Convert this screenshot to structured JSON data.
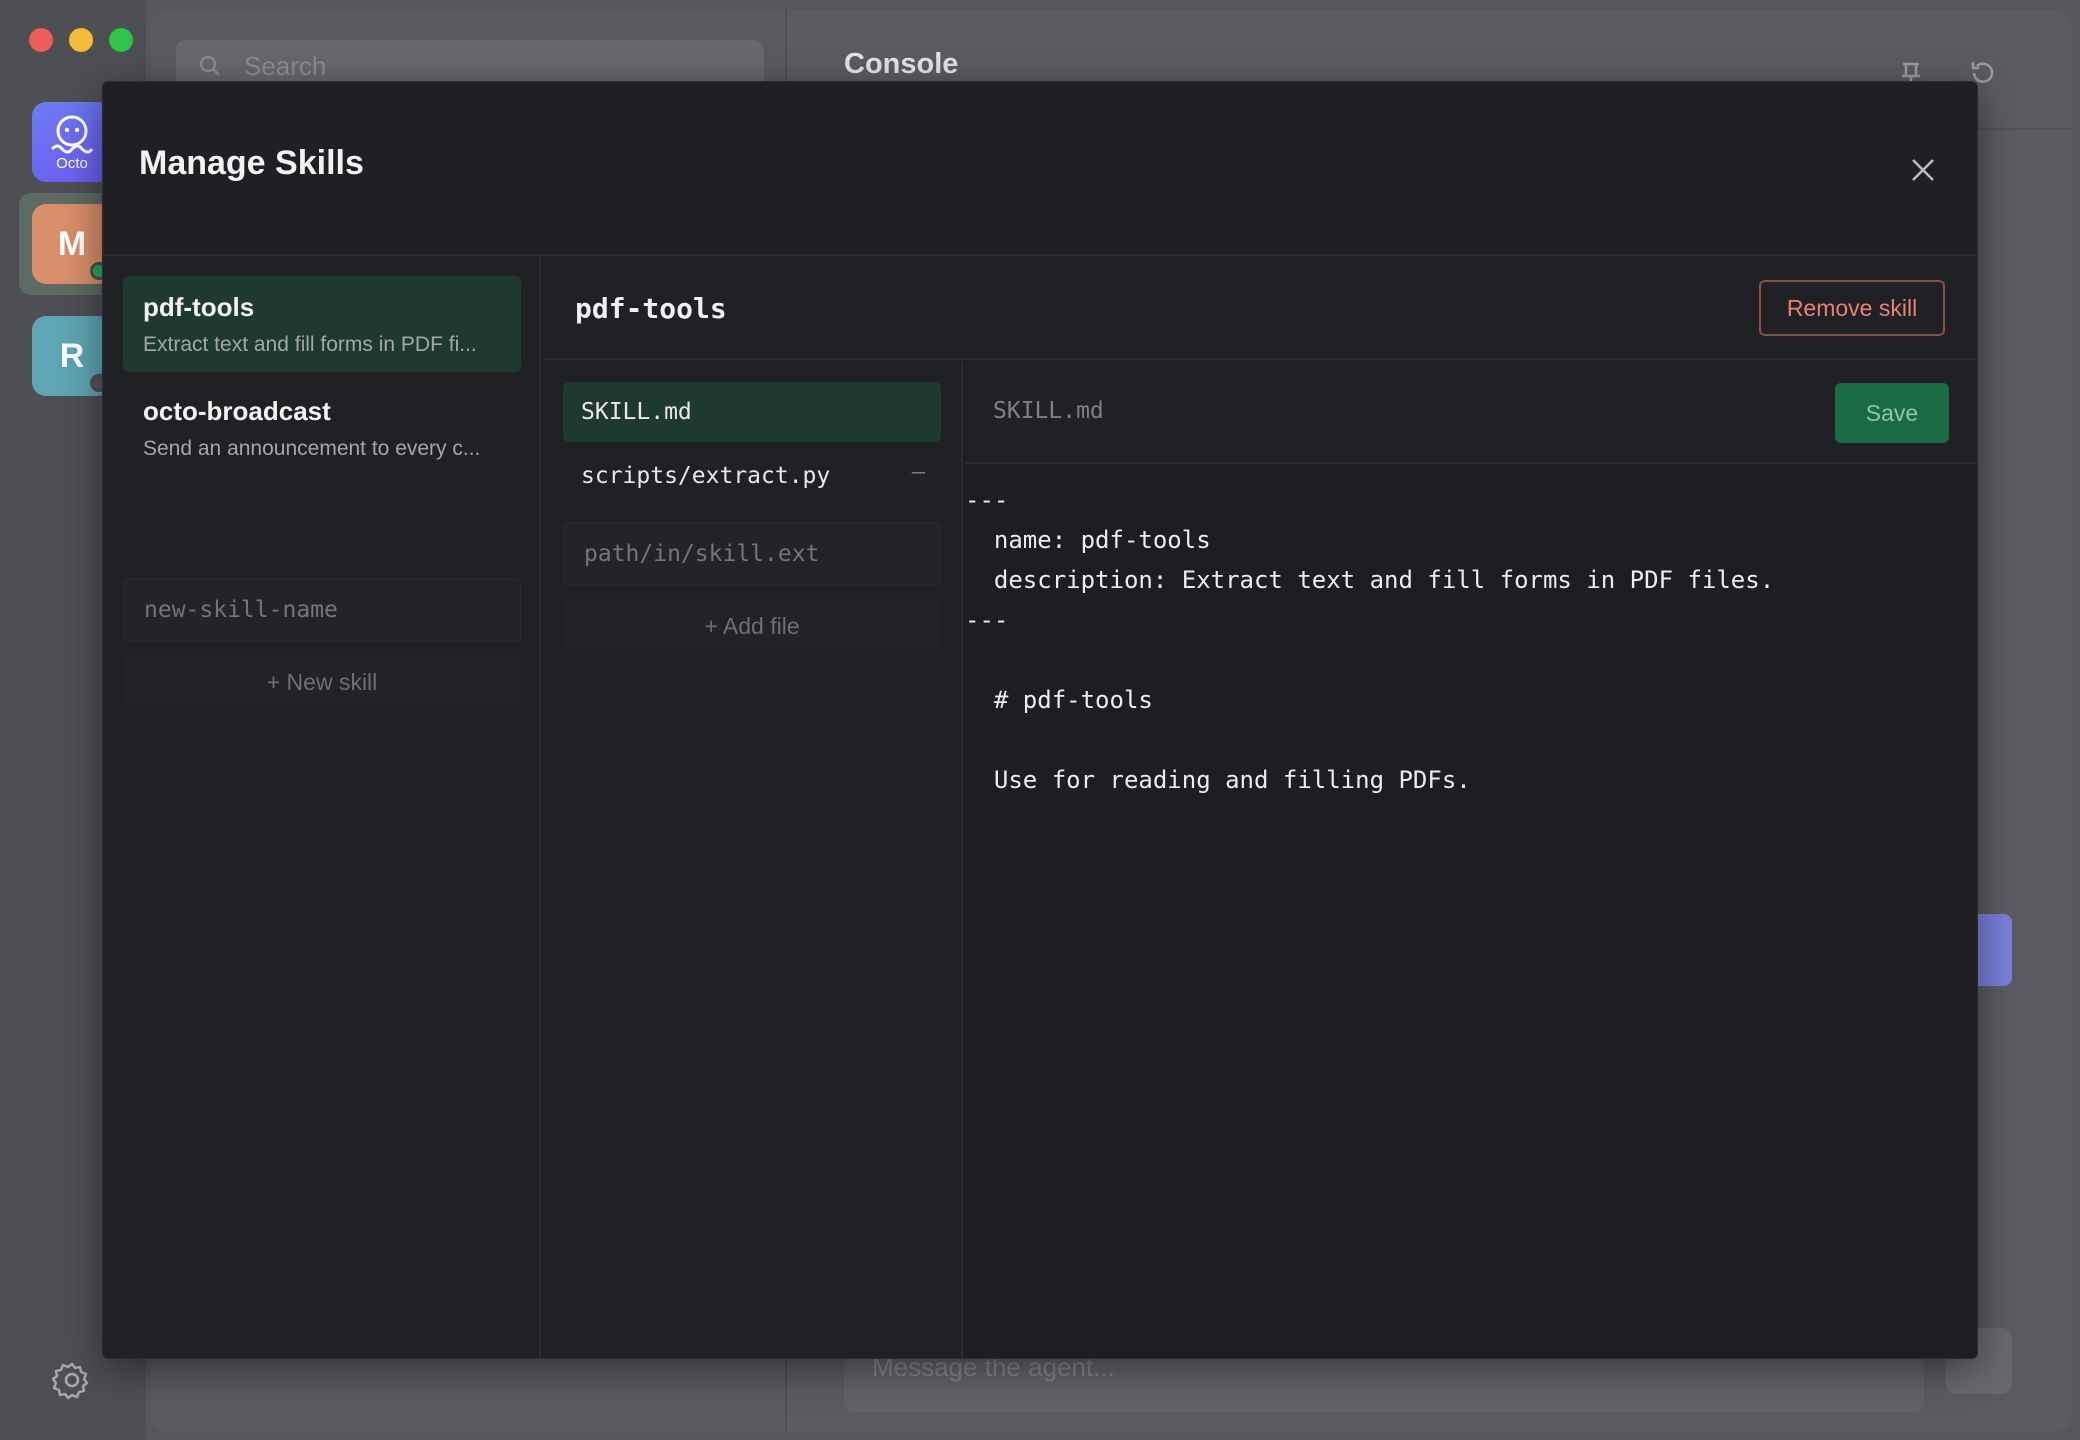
{
  "background": {
    "search_placeholder": "Search",
    "header_title": "Console",
    "workspaces": [
      {
        "label": "Octo"
      },
      {
        "initial": "M"
      },
      {
        "initial": "R"
      }
    ],
    "message_placeholder": "Message the agent..."
  },
  "modal": {
    "title": "Manage Skills",
    "skills": [
      {
        "name": "pdf-tools",
        "description": "Extract text and fill forms in PDF fi..."
      },
      {
        "name": "octo-broadcast",
        "description": "Send an announcement to every c..."
      }
    ],
    "new_skill_placeholder": "new-skill-name",
    "new_skill_button": "+ New skill",
    "detail": {
      "title": "pdf-tools",
      "remove_button": "Remove skill",
      "files": [
        {
          "path": "SKILL.md"
        },
        {
          "path": "scripts/extract.py",
          "remove": "–"
        }
      ],
      "path_placeholder": "path/in/skill.ext",
      "add_file_button": "+ Add file",
      "editor": {
        "filename": "SKILL.md",
        "save_button": "Save",
        "content": "---\n  name: pdf-tools\n  description: Extract text and fill forms in PDF files.\n---\n\n  # pdf-tools\n\n  Use for reading and filling PDFs."
      }
    }
  },
  "colors": {
    "active_item": "#1e3a2f",
    "save_green": "#1a6a44",
    "remove_red": "#e8826f",
    "modal_bg": "#1f2024"
  }
}
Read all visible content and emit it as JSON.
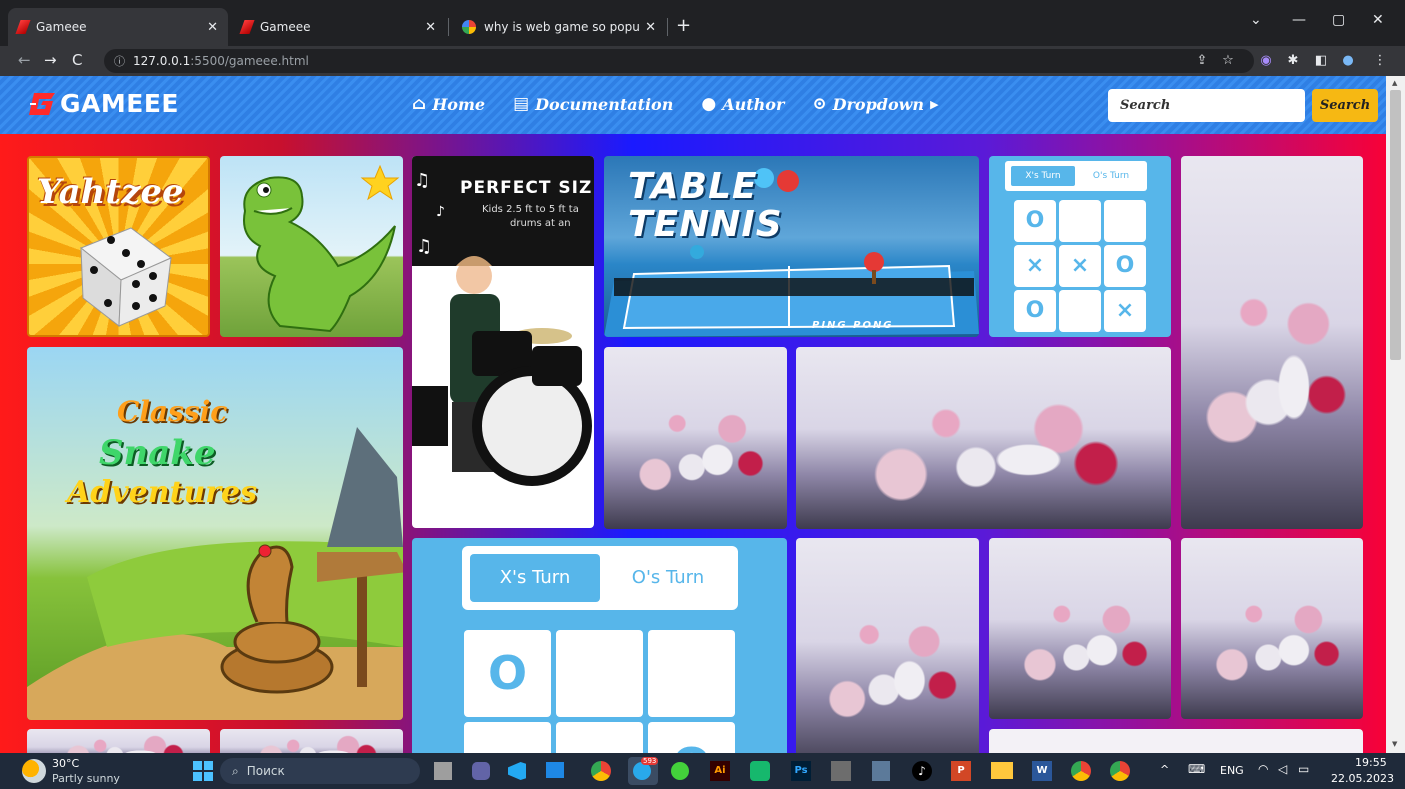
{
  "browser": {
    "tabs": [
      {
        "title": "Gameee",
        "active": true,
        "favicon": "gameee-icon"
      },
      {
        "title": "Gameee",
        "active": false,
        "favicon": "gameee-icon"
      },
      {
        "title": "why is web game so popular now",
        "active": false,
        "favicon": "google-icon"
      }
    ],
    "url_host": "127.0.0.1",
    "url_path": ":5500/gameee.html"
  },
  "site": {
    "logo_text": "GAMEEE",
    "nav": [
      {
        "label": "Home",
        "icon": "home-icon"
      },
      {
        "label": "Documentation",
        "icon": "document-icon"
      },
      {
        "label": "Author",
        "icon": "user-icon"
      },
      {
        "label": "Dropdown",
        "icon": "chevron-circle-icon"
      }
    ],
    "search": {
      "placeholder": "Search",
      "button_label": "Search"
    }
  },
  "tiles": {
    "yahtzee_title": "Yahtzee",
    "drums_title": "PERFECT SIZ",
    "drums_sub1": "Kids 2.5 ft to 5 ft ta",
    "drums_sub2": "drums at an",
    "tennis_line1": "TABLE",
    "tennis_line2": "TENNIS",
    "tennis_brand": "PING PONG",
    "snake_line1": "Classic",
    "snake_line2": "Snake",
    "snake_line3": "Adventures",
    "ttt_x_turn": "X's Turn",
    "ttt_o_turn": "O's Turn",
    "ttt_small_cells": [
      "O",
      "",
      "",
      "×",
      "×",
      "O",
      "O",
      "",
      "×"
    ],
    "ttt_big_cells": [
      "O",
      "",
      "",
      "×",
      "×",
      "O"
    ]
  },
  "taskbar": {
    "weather_temp": "30°C",
    "weather_desc": "Partly sunny",
    "search_placeholder": "Поиск",
    "lang": "ENG",
    "time": "19:55",
    "date": "22.05.2023",
    "telegram_badge": "593"
  }
}
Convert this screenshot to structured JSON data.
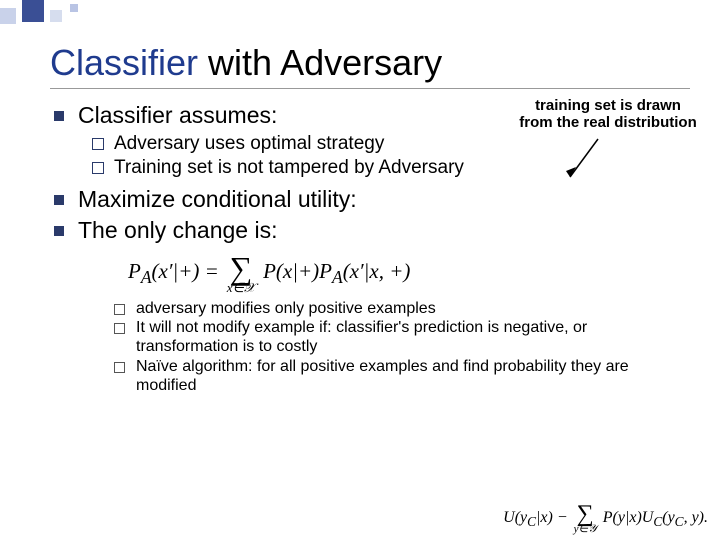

#### [WHAT IS ASKED]
Working from the lines above, reproduce the material exactly and exclude its pictures.

#### [FINAL ANSWER]
Convert this screenshot to structured JSON data.
{
  "background": {
    "search_placeholder": "Search",
    "header_title": "Console",
    "workspaces": [
      {
        "label": "Octo"
      },
      {
        "initial": "M"
      },
      {
        "initial": "R"
      }
    ],
    "message_placeholder": "Message the agent..."
  },
  "modal": {
    "title": "Manage Skills",
    "skills": [
      {
        "name": "pdf-tools",
        "description": "Extract text and fill forms in PDF fi..."
      },
      {
        "name": "octo-broadcast",
        "description": "Send an announcement to every c..."
      }
    ],
    "new_skill_placeholder": "new-skill-name",
    "new_skill_button": "+ New skill",
    "detail": {
      "title": "pdf-tools",
      "remove_button": "Remove skill",
      "files": [
        {
          "path": "SKILL.md"
        },
        {
          "path": "scripts/extract.py",
          "remove": "–"
        }
      ],
      "path_placeholder": "path/in/skill.ext",
      "add_file_button": "+ Add file",
      "editor": {
        "filename": "SKILL.md",
        "save_button": "Save",
        "content": "---\n  name: pdf-tools\n  description: Extract text and fill forms in PDF files.\n---\n\n  # pdf-tools\n\n  Use for reading and filling PDFs."
      }
    }
  },
  "colors": {
    "active_item": "#1e3a2f",
    "save_green": "#1a6a44",
    "remove_red": "#e8826f",
    "modal_bg": "#1f2024"
  }
}
Read all visible content and emit it as JSON.
{
  "browser": {
    "tabs": [
      {
        "title": "Gameee",
        "active": true,
        "favicon": "gameee-icon"
      },
      {
        "title": "Gameee",
        "active": false,
        "favicon": "gameee-icon"
      },
      {
        "title": "why is web game so popular now",
        "active": false,
        "favicon": "google-icon"
      }
    ],
    "url_host": "127.0.0.1",
    "url_path": ":5500/gameee.html"
  },
  "site": {
    "logo_text": "GAMEEE",
    "nav": [
      {
        "label": "Home",
        "icon": "home-icon"
      },
      {
        "label": "Documentation",
        "icon": "document-icon"
      },
      {
        "label": "Author",
        "icon": "user-icon"
      },
      {
        "label": "Dropdown",
        "icon": "chevron-circle-icon"
      }
    ],
    "search": {
      "placeholder": "Search",
      "button_label": "Search"
    }
  },
  "tiles": {
    "yahtzee_title": "Yahtzee",
    "drums_title": "PERFECT SIZ",
    "drums_sub1": "Kids 2.5 ft to 5 ft ta",
    "drums_sub2": "drums at an",
    "tennis_line1": "TABLE",
    "tennis_line2": "TENNIS",
    "tennis_brand": "PING PONG",
    "snake_line1": "Classic",
    "snake_line2": "Snake",
    "snake_line3": "Adventures",
    "ttt_x_turn": "X's Turn",
    "ttt_o_turn": "O's Turn",
    "ttt_small_cells": [
      "O",
      "",
      "",
      "×",
      "×",
      "O",
      "O",
      "",
      "×"
    ],
    "ttt_big_cells": [
      "O",
      "",
      "",
      "×",
      "×",
      "O"
    ]
  },
  "taskbar": {
    "weather_temp": "30°C",
    "weather_desc": "Partly sunny",
    "search_placeholder": "Поиск",
    "lang": "ENG",
    "time": "19:55",
    "date": "22.05.2023",
    "telegram_badge": "593"
  }
}
Convert this screenshot to structured JSON data.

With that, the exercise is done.